**Your goal:**
From the records below, copy every line that contains the word "image".

**Task data:**
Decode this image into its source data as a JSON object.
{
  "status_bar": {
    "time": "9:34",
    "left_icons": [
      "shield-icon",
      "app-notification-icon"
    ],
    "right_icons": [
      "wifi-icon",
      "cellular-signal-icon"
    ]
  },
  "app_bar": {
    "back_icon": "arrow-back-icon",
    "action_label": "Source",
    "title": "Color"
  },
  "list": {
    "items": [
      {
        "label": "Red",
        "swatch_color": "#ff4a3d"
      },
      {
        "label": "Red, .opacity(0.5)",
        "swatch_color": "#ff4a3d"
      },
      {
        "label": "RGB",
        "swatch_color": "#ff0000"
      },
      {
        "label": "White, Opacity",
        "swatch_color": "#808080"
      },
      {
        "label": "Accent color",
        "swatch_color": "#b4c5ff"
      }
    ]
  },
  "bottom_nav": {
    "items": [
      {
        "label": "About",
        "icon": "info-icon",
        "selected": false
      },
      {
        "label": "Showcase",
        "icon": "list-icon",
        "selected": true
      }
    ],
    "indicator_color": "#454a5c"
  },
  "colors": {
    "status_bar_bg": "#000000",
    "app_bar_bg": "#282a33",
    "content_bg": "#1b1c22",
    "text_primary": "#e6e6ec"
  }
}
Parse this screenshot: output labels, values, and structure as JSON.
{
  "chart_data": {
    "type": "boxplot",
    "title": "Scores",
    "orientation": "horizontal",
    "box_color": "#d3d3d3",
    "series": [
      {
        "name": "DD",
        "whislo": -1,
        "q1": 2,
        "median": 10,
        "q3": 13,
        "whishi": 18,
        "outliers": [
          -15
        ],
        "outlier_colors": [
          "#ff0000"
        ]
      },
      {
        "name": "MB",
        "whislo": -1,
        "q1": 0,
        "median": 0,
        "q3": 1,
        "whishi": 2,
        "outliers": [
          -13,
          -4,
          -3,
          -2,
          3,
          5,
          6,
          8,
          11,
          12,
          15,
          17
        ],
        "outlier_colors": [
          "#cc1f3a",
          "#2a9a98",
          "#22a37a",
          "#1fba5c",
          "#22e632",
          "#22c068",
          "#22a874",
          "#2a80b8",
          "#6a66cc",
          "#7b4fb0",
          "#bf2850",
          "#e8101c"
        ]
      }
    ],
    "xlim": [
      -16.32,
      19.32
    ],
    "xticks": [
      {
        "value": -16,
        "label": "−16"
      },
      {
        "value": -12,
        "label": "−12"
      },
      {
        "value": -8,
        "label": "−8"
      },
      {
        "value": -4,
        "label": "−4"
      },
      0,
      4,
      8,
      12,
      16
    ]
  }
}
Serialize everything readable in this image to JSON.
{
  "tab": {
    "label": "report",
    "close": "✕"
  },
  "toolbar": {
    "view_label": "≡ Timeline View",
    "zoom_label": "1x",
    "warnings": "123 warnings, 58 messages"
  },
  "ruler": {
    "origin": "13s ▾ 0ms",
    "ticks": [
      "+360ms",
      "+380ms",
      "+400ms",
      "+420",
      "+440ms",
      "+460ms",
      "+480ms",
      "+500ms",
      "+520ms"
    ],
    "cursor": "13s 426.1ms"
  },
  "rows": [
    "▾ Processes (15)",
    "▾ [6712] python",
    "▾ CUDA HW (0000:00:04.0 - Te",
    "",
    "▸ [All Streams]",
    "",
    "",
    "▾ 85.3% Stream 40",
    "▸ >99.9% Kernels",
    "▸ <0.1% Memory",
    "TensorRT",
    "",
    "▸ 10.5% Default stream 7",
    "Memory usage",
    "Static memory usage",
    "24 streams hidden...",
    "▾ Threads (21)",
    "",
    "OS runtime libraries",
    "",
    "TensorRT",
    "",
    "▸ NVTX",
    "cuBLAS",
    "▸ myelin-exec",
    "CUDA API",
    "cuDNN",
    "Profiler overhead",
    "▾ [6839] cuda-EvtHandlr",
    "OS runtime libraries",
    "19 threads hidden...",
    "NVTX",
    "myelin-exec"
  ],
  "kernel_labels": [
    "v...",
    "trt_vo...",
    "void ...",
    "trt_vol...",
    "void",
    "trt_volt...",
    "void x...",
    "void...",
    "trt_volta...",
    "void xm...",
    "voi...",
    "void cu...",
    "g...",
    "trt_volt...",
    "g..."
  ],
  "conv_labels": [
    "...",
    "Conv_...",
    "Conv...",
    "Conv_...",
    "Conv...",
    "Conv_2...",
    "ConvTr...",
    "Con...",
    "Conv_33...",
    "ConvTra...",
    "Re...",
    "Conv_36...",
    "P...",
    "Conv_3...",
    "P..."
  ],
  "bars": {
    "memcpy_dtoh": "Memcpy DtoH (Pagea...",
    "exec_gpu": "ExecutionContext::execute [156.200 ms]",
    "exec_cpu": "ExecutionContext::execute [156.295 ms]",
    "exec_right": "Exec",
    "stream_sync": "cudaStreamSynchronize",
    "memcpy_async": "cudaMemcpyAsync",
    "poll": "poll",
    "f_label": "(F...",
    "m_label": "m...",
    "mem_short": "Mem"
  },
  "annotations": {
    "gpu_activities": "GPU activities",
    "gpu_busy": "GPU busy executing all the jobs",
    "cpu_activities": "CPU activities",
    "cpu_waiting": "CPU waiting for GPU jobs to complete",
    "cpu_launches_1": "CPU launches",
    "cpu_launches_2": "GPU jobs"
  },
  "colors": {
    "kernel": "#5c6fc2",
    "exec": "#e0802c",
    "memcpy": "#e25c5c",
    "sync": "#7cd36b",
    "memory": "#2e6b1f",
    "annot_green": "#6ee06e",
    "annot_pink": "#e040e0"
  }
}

**Solution to this exercise:**
Decode this image into its source data as a JSON object.
Serialize everything readable in this image to JSON.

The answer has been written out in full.